Look for the string "JSON" and copy every line that has it.

++++++

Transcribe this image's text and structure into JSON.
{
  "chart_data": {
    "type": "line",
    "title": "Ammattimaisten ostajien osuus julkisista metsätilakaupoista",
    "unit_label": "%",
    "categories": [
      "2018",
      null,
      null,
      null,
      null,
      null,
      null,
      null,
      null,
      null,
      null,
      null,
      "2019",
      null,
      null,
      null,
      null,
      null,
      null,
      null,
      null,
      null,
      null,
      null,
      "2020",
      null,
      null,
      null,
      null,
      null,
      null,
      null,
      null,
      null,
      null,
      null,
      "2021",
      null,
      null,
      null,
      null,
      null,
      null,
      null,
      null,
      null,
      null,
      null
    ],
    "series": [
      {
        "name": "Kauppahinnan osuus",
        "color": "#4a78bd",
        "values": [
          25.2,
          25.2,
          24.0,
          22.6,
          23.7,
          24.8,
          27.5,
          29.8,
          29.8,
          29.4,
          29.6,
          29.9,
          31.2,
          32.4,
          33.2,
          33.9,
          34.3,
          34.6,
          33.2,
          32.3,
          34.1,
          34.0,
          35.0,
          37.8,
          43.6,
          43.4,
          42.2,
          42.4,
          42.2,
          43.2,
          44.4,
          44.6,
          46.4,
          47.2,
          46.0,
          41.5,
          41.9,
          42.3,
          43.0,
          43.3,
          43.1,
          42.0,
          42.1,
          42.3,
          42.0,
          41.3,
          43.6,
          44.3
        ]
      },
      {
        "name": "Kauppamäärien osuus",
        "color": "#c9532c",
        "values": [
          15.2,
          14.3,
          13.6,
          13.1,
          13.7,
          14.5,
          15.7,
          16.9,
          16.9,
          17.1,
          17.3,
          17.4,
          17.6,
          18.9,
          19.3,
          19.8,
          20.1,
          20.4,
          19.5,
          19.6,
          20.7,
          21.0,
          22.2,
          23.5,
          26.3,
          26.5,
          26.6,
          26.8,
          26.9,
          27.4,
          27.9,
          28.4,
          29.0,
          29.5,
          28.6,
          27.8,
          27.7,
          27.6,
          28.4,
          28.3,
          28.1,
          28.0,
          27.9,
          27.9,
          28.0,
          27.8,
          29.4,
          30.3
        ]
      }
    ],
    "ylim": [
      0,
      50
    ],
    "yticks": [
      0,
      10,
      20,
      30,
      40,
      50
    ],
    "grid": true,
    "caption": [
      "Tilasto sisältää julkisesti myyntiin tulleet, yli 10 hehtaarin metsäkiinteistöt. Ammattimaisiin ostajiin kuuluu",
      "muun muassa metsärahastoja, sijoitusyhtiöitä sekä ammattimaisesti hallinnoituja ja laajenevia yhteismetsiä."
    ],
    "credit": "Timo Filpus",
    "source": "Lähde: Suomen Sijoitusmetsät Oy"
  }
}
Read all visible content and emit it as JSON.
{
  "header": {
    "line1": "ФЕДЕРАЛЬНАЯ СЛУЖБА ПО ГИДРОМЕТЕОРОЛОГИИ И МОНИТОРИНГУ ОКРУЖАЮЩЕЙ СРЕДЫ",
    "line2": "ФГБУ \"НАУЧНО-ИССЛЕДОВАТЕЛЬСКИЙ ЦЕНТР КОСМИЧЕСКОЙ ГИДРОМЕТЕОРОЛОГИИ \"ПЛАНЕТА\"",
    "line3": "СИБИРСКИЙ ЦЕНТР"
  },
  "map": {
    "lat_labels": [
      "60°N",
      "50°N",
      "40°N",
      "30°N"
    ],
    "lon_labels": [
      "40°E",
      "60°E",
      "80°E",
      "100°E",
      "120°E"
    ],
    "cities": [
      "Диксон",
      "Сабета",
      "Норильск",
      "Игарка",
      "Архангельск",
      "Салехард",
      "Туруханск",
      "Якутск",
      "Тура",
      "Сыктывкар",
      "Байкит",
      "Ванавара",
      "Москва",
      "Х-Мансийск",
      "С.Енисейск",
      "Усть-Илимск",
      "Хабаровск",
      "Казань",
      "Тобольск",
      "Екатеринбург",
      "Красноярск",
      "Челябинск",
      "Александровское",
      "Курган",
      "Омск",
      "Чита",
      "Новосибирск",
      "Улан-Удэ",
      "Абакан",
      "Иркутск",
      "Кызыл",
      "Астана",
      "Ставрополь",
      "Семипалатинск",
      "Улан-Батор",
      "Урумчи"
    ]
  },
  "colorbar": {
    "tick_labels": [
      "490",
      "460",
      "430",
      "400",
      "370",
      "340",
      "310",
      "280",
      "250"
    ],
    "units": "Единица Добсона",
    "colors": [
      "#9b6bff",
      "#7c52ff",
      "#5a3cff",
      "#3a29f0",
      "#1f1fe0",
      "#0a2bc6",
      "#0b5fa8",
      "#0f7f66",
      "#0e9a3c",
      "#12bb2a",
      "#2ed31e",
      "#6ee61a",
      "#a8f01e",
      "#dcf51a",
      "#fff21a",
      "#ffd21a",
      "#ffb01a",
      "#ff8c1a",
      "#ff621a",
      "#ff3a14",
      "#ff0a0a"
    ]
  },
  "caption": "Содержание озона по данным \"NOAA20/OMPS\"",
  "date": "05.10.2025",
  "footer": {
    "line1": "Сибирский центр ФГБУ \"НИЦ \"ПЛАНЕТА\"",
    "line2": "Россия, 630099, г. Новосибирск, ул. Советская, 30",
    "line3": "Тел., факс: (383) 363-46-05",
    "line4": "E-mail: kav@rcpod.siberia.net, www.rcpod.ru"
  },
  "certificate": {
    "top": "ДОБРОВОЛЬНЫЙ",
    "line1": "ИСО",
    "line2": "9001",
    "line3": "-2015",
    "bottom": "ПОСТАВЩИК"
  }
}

++++++

## EXPECTED ANSWER
Transcribe this image's text and structure into JSON.
Read all visible content and emit it as JSON.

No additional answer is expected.